> TO DO: List each line of the data that holds the string "placeholder".

#### EXERCISE INPUTS

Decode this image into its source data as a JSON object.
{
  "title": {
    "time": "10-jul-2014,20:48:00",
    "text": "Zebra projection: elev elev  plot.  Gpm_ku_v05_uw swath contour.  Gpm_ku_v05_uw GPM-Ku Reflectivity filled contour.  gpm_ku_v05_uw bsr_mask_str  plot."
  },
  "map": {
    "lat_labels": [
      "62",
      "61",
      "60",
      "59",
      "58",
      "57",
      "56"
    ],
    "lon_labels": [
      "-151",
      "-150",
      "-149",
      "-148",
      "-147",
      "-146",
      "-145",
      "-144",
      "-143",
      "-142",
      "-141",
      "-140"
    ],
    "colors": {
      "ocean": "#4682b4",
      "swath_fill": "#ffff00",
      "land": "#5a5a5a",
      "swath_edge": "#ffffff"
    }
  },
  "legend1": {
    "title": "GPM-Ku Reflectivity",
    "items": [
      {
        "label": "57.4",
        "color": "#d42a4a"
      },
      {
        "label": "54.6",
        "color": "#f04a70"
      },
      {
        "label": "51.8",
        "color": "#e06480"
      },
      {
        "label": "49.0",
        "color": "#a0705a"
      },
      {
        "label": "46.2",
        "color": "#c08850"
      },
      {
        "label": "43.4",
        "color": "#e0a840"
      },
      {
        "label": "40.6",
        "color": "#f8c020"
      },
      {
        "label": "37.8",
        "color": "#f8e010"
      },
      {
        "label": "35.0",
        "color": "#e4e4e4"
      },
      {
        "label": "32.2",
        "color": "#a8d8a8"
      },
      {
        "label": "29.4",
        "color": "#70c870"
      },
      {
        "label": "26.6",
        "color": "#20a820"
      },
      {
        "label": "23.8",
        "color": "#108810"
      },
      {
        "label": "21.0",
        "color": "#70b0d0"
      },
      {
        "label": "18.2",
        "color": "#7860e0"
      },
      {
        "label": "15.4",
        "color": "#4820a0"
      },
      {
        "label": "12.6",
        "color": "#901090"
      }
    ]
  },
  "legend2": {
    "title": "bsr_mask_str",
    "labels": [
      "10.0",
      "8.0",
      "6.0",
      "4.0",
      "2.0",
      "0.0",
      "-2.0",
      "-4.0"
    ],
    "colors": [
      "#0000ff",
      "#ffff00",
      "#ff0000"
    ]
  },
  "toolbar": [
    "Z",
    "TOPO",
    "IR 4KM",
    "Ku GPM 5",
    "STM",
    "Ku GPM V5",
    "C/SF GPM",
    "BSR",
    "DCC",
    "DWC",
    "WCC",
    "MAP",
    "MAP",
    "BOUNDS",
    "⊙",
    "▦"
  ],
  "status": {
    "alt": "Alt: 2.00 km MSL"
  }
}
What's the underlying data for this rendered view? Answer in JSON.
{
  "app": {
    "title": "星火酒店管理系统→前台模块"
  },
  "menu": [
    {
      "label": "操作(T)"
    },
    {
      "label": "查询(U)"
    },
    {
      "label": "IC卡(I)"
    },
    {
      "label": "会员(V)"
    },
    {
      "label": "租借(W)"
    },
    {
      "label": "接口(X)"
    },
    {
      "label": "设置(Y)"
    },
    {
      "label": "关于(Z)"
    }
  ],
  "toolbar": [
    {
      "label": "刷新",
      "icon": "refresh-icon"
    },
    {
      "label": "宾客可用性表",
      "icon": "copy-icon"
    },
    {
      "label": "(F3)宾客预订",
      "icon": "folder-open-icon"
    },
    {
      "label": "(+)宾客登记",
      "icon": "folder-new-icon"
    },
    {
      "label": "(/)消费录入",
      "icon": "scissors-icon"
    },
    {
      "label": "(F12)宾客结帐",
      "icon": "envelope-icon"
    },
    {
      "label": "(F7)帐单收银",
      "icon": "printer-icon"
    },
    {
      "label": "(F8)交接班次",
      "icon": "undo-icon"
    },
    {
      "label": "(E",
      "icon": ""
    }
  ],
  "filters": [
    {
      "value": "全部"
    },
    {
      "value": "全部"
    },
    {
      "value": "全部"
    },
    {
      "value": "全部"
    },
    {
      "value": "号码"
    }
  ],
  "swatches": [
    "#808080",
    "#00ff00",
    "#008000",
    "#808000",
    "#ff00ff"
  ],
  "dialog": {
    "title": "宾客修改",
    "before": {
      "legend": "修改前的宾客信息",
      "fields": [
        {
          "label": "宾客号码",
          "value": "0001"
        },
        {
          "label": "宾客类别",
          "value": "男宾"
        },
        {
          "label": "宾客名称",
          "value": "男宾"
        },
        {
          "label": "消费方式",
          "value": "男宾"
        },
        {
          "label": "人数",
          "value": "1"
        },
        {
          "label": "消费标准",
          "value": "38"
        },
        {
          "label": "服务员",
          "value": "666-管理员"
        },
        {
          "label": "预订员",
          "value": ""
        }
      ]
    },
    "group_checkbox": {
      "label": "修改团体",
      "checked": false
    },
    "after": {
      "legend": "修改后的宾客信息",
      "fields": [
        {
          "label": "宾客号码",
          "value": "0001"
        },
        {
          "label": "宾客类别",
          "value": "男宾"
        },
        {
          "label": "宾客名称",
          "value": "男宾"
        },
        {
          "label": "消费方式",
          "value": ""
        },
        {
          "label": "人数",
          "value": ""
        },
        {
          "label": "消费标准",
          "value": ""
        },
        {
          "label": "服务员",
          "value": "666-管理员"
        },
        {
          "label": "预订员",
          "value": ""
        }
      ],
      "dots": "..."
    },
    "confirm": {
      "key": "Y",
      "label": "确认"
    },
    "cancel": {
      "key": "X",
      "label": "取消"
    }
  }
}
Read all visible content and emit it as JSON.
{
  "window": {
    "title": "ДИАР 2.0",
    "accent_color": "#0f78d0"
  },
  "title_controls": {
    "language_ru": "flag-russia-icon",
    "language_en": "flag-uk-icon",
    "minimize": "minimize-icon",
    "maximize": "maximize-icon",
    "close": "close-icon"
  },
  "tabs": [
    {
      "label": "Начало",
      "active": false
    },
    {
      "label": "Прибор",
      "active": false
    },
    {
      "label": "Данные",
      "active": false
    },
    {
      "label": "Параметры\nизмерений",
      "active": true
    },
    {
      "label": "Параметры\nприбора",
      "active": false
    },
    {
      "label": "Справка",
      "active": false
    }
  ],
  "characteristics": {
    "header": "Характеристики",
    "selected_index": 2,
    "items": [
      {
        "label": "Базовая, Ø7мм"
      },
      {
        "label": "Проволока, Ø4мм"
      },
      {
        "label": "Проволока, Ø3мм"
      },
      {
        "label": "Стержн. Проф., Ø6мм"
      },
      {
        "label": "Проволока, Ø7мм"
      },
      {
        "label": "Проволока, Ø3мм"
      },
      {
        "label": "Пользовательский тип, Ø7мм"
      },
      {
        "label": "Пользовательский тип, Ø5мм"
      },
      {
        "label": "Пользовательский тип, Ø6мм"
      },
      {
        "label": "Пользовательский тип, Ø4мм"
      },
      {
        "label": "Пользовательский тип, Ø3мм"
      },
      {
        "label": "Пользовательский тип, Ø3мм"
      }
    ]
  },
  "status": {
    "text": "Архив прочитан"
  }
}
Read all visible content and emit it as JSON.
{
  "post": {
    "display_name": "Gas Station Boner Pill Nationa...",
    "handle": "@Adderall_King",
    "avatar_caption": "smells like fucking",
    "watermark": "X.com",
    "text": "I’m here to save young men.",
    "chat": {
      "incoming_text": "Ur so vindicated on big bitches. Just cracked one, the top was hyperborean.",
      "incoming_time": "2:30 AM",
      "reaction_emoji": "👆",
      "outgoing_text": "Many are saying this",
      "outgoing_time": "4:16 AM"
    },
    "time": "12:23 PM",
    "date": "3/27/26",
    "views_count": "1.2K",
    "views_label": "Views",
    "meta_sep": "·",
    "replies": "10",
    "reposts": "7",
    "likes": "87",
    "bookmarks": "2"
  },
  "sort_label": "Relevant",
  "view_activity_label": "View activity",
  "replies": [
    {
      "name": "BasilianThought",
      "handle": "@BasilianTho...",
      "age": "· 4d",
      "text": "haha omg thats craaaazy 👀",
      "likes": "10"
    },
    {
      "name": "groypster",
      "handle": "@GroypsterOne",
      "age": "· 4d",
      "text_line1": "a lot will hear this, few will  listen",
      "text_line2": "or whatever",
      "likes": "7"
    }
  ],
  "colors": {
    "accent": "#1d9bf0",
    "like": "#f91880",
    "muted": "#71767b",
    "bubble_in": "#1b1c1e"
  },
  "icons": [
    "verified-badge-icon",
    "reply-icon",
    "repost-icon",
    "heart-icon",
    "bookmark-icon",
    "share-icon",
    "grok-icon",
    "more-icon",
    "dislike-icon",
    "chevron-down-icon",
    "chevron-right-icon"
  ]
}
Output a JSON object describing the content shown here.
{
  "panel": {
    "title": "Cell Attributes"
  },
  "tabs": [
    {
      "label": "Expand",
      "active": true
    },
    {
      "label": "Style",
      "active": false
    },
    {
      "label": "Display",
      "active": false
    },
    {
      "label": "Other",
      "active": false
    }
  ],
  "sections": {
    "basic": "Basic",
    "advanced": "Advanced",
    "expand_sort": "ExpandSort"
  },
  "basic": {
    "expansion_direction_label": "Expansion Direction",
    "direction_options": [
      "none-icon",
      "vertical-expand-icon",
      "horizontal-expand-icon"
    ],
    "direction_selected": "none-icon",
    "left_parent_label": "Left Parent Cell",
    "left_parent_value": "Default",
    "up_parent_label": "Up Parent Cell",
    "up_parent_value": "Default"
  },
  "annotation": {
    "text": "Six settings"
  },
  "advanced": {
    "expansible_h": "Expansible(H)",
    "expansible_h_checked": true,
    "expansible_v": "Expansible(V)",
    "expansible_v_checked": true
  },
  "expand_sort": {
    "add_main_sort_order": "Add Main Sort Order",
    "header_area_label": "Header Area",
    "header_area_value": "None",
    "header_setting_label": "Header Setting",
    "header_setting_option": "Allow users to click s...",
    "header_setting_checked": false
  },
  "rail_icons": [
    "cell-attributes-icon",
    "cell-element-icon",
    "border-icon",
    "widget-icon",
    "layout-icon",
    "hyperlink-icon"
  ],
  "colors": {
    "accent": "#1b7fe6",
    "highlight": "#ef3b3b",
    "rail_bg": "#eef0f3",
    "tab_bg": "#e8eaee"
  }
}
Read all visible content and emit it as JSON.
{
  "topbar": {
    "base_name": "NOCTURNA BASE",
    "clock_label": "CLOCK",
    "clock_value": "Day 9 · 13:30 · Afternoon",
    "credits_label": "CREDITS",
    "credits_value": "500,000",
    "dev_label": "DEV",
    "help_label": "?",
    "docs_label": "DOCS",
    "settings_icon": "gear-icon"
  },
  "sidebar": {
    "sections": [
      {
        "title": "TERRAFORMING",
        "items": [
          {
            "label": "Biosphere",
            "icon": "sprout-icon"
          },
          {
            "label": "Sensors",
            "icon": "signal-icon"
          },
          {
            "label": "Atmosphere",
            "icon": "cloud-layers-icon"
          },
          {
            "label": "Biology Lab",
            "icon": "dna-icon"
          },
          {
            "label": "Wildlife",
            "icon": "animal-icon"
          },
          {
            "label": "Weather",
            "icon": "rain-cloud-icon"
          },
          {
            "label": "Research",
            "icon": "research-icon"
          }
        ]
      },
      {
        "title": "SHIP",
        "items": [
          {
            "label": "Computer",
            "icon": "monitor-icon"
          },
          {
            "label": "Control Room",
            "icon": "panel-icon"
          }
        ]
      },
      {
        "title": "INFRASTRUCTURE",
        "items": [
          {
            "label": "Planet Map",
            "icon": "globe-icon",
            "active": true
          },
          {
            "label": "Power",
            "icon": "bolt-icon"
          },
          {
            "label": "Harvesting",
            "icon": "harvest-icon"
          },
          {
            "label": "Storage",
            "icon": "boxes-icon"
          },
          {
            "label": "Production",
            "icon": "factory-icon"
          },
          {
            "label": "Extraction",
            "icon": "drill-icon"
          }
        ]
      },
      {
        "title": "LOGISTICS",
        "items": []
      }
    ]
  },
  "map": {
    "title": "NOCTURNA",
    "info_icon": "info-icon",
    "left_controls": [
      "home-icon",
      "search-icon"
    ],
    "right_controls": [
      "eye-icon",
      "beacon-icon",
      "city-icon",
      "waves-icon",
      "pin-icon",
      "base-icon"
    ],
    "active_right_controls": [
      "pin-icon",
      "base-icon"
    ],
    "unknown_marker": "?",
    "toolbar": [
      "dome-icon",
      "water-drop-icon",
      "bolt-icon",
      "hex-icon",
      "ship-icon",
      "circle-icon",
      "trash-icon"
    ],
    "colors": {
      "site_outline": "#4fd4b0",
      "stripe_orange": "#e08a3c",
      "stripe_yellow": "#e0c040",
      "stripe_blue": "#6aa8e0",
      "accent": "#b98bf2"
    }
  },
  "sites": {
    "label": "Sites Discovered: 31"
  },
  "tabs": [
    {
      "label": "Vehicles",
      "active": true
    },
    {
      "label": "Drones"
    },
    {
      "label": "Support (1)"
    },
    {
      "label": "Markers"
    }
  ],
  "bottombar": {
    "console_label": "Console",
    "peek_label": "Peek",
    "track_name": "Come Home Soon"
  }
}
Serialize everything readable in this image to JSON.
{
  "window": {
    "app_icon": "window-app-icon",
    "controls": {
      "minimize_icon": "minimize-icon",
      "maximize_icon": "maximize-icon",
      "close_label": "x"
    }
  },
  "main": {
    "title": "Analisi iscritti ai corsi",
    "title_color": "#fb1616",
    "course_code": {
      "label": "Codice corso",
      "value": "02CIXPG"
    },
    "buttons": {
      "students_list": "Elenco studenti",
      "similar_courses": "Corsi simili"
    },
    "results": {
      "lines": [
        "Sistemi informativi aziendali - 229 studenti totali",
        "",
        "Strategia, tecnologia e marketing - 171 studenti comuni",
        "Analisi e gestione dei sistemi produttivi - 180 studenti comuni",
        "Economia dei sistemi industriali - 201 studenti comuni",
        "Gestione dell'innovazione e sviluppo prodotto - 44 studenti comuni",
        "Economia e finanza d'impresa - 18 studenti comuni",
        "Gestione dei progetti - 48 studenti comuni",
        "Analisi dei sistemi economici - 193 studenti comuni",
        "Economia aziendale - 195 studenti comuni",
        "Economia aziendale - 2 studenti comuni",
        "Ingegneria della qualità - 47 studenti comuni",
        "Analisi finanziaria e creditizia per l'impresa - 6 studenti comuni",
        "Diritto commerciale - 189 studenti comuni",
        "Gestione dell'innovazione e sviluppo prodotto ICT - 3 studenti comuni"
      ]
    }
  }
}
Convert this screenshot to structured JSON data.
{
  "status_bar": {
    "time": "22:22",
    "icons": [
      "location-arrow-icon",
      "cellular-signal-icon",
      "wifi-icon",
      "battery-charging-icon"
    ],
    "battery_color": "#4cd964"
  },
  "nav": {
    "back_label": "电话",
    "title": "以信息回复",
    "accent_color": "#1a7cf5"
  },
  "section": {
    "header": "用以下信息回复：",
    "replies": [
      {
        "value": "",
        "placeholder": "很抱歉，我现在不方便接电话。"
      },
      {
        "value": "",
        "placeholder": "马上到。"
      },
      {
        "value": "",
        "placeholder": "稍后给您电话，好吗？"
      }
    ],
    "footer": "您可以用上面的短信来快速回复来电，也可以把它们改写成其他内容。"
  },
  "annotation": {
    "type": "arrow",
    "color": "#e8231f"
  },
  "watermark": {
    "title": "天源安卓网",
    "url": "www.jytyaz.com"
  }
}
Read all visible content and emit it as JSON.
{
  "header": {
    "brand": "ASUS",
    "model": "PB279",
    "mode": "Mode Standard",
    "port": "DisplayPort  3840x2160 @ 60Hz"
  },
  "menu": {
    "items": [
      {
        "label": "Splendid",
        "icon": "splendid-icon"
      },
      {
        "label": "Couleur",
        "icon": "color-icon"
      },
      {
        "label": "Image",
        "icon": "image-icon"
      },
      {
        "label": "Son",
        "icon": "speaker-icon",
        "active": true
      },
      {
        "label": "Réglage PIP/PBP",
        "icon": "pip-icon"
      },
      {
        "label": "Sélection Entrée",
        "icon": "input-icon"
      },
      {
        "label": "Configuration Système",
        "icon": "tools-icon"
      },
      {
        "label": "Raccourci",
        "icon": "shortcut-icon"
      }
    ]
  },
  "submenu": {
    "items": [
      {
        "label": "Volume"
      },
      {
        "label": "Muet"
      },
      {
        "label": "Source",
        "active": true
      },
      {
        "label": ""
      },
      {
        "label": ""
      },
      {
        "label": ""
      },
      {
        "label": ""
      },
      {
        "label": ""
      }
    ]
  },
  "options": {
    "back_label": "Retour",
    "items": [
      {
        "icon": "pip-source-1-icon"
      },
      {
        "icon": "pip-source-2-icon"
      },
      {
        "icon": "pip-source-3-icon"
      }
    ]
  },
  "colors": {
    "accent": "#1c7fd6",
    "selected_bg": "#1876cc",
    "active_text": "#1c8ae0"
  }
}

########

> RESULT OF THE TASK:
        "placeholder": "很抱歉，我现在不方便接电话。"
        "placeholder": "马上到。"
        "placeholder": "稍后给您电话，好吗？"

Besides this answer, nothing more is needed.